## [Exercise]
Reproduce each of the lines word for word.

## [Listed records]
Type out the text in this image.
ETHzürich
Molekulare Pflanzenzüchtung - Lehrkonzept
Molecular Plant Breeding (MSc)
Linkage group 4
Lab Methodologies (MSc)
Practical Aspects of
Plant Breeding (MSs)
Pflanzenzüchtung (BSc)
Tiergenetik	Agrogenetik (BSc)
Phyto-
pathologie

## [Solution for this task]
Type out the text in this image.
ETHzürich
Molekulare Pflanzenzüchtung - Lehrkonzept
Molecular Plant Breeding (MSc)
Linkage group 4
Lab Methodologies (MSc)
Practical Aspects of
Plant Breeding (MSs)
Pflanzenzüchtung (BSc)
Tiergenetik	Agrogenetik (BSc)
Phyto-
pathologie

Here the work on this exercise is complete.